### What this task involves
Each record must be retyped in full. No character may differ.

### Available data
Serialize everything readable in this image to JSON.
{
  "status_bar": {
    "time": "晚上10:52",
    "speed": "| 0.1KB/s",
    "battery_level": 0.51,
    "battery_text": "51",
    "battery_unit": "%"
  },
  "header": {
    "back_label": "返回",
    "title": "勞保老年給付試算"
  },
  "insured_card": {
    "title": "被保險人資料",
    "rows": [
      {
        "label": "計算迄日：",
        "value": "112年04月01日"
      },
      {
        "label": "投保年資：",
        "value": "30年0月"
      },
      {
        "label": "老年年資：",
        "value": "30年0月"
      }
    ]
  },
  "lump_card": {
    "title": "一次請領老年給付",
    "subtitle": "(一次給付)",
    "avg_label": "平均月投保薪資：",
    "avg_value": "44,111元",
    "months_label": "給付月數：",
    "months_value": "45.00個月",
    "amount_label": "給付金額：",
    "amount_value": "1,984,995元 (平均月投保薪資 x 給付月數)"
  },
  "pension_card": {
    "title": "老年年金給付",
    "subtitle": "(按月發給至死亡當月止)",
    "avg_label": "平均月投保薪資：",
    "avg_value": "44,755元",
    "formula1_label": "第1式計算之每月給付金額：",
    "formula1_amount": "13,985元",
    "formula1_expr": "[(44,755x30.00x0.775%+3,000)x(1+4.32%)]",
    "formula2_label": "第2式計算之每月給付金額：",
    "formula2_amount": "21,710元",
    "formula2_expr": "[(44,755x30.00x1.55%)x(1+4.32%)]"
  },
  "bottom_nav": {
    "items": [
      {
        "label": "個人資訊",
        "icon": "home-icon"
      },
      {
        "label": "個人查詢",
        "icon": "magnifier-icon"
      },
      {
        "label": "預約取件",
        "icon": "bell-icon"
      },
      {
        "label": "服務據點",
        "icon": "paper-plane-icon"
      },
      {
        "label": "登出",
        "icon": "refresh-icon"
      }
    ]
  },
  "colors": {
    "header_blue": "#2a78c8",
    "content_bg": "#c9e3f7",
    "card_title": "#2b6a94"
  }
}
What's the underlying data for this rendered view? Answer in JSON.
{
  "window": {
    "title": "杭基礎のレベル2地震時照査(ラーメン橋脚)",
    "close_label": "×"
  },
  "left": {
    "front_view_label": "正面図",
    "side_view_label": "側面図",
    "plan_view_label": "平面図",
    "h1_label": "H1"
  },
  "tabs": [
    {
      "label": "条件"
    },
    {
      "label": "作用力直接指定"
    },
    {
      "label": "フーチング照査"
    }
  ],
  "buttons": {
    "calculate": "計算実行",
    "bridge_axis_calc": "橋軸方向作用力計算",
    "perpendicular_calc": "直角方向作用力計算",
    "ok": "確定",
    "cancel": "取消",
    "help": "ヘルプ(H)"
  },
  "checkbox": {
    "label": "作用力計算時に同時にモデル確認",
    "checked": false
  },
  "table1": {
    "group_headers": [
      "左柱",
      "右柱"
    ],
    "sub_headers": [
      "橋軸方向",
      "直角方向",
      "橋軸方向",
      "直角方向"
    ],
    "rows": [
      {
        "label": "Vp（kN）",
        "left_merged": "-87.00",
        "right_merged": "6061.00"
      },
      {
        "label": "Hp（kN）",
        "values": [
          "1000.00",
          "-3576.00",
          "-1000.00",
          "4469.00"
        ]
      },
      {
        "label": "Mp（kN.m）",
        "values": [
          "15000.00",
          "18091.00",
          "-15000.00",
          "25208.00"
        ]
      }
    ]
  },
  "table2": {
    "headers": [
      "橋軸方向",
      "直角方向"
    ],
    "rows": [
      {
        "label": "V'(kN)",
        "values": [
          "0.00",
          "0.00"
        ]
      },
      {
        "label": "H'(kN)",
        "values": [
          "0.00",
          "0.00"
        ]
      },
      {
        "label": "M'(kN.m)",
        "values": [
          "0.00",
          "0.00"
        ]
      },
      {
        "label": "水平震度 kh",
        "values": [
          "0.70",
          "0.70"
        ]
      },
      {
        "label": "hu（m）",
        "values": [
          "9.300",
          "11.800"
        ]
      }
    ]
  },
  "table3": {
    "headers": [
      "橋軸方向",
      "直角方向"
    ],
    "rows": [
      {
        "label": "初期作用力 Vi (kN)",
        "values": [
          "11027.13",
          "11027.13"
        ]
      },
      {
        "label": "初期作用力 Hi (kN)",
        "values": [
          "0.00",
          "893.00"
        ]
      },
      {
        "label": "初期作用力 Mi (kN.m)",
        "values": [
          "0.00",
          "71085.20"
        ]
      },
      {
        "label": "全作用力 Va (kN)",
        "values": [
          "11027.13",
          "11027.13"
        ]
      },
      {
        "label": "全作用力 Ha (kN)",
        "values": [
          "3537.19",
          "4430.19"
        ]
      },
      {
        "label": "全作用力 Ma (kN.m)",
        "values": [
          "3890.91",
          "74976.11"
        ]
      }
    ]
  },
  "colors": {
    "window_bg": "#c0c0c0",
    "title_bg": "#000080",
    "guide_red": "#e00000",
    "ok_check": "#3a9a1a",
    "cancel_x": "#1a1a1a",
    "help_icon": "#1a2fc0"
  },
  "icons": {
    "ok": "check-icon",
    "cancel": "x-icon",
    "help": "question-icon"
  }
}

### Response for this exercise
Serialize everything readable in this image to JSON.
{
  "status_bar": {
    "time": "晚上10:52",
    "speed": "| 0.1KB/s",
    "battery_level": 0.51,
    "battery_text": "51",
    "battery_unit": "%"
  },
  "header": {
    "back_label": "返回",
    "title": "勞保老年給付試算"
  },
  "insured_card": {
    "title": "被保險人資料",
    "rows": [
      {
        "label": "計算迄日：",
        "value": "112年04月01日"
      },
      {
        "label": "投保年資：",
        "value": "30年0月"
      },
      {
        "label": "老年年資：",
        "value": "30年0月"
      }
    ]
  },
  "lump_card": {
    "title": "一次請領老年給付",
    "subtitle": "(一次給付)",
    "avg_label": "平均月投保薪資：",
    "avg_value": "44,111元",
    "months_label": "給付月數：",
    "months_value": "45.00個月",
    "amount_label": "給付金額：",
    "amount_value": "1,984,995元 (平均月投保薪資 x 給付月數)"
  },
  "pension_card": {
    "title": "老年年金給付",
    "subtitle": "(按月發給至死亡當月止)",
    "avg_label": "平均月投保薪資：",
    "avg_value": "44,755元",
    "formula1_label": "第1式計算之每月給付金額：",
    "formula1_amount": "13,985元",
    "formula1_expr": "[(44,755x30.00x0.775%+3,000)x(1+4.32%)]",
    "formula2_label": "第2式計算之每月給付金額：",
    "formula2_amount": "21,710元",
    "formula2_expr": "[(44,755x30.00x1.55%)x(1+4.32%)]"
  },
  "bottom_nav": {
    "items": [
      {
        "label": "個人資訊",
        "icon": "home-icon"
      },
      {
        "label": "個人查詢",
        "icon": "magnifier-icon"
      },
      {
        "label": "預約取件",
        "icon": "bell-icon"
      },
      {
        "label": "服務據點",
        "icon": "paper-plane-icon"
      },
      {
        "label": "登出",
        "icon": "refresh-icon"
      }
    ]
  },
  "colors": {
    "header_blue": "#2a78c8",
    "content_bg": "#c9e3f7",
    "card_title": "#2b6a94"
  }
}
What's the underlying data for this rendered view? Answer in JSON.
{
  "window": {
    "title": "杭基礎のレベル2地震時照査(ラーメン橋脚)",
    "close_label": "×"
  },
  "left": {
    "front_view_label": "正面図",
    "side_view_label": "側面図",
    "plan_view_label": "平面図",
    "h1_label": "H1"
  },
  "tabs": [
    {
      "label": "条件"
    },
    {
      "label": "作用力直接指定"
    },
    {
      "label": "フーチング照査"
    }
  ],
  "buttons": {
    "calculate": "計算実行",
    "bridge_axis_calc": "橋軸方向作用力計算",
    "perpendicular_calc": "直角方向作用力計算",
    "ok": "確定",
    "cancel": "取消",
    "help": "ヘルプ(H)"
  },
  "checkbox": {
    "label": "作用力計算時に同時にモデル確認",
    "checked": false
  },
  "table1": {
    "group_headers": [
      "左柱",
      "右柱"
    ],
    "sub_headers": [
      "橋軸方向",
      "直角方向",
      "橋軸方向",
      "直角方向"
    ],
    "rows": [
      {
        "label": "Vp（kN）",
        "left_merged": "-87.00",
        "right_merged": "6061.00"
      },
      {
        "label": "Hp（kN）",
        "values": [
          "1000.00",
          "-3576.00",
          "-1000.00",
          "4469.00"
        ]
      },
      {
        "label": "Mp（kN.m）",
        "values": [
          "15000.00",
          "18091.00",
          "-15000.00",
          "25208.00"
        ]
      }
    ]
  },
  "table2": {
    "headers": [
      "橋軸方向",
      "直角方向"
    ],
    "rows": [
      {
        "label": "V'(kN)",
        "values": [
          "0.00",
          "0.00"
        ]
      },
      {
        "label": "H'(kN)",
        "values": [
          "0.00",
          "0.00"
        ]
      },
      {
        "label": "M'(kN.m)",
        "values": [
          "0.00",
          "0.00"
        ]
      },
      {
        "label": "水平震度 kh",
        "values": [
          "0.70",
          "0.70"
        ]
      },
      {
        "label": "hu（m）",
        "values": [
          "9.300",
          "11.800"
        ]
      }
    ]
  },
  "table3": {
    "headers": [
      "橋軸方向",
      "直角方向"
    ],
    "rows": [
      {
        "label": "初期作用力 Vi (kN)",
        "values": [
          "11027.13",
          "11027.13"
        ]
      },
      {
        "label": "初期作用力 Hi (kN)",
        "values": [
          "0.00",
          "893.00"
        ]
      },
      {
        "label": "初期作用力 Mi (kN.m)",
        "values": [
          "0.00",
          "71085.20"
        ]
      },
      {
        "label": "全作用力 Va (kN)",
        "values": [
          "11027.13",
          "11027.13"
        ]
      },
      {
        "label": "全作用力 Ha (kN)",
        "values": [
          "3537.19",
          "4430.19"
        ]
      },
      {
        "label": "全作用力 Ma (kN.m)",
        "values": [
          "3890.91",
          "74976.11"
        ]
      }
    ]
  },
  "colors": {
    "window_bg": "#c0c0c0",
    "title_bg": "#000080",
    "guide_red": "#e00000",
    "ok_check": "#3a9a1a",
    "cancel_x": "#1a1a1a",
    "help_icon": "#1a2fc0"
  },
  "icons": {
    "ok": "check-icon",
    "cancel": "x-icon",
    "help": "question-icon"
  }
}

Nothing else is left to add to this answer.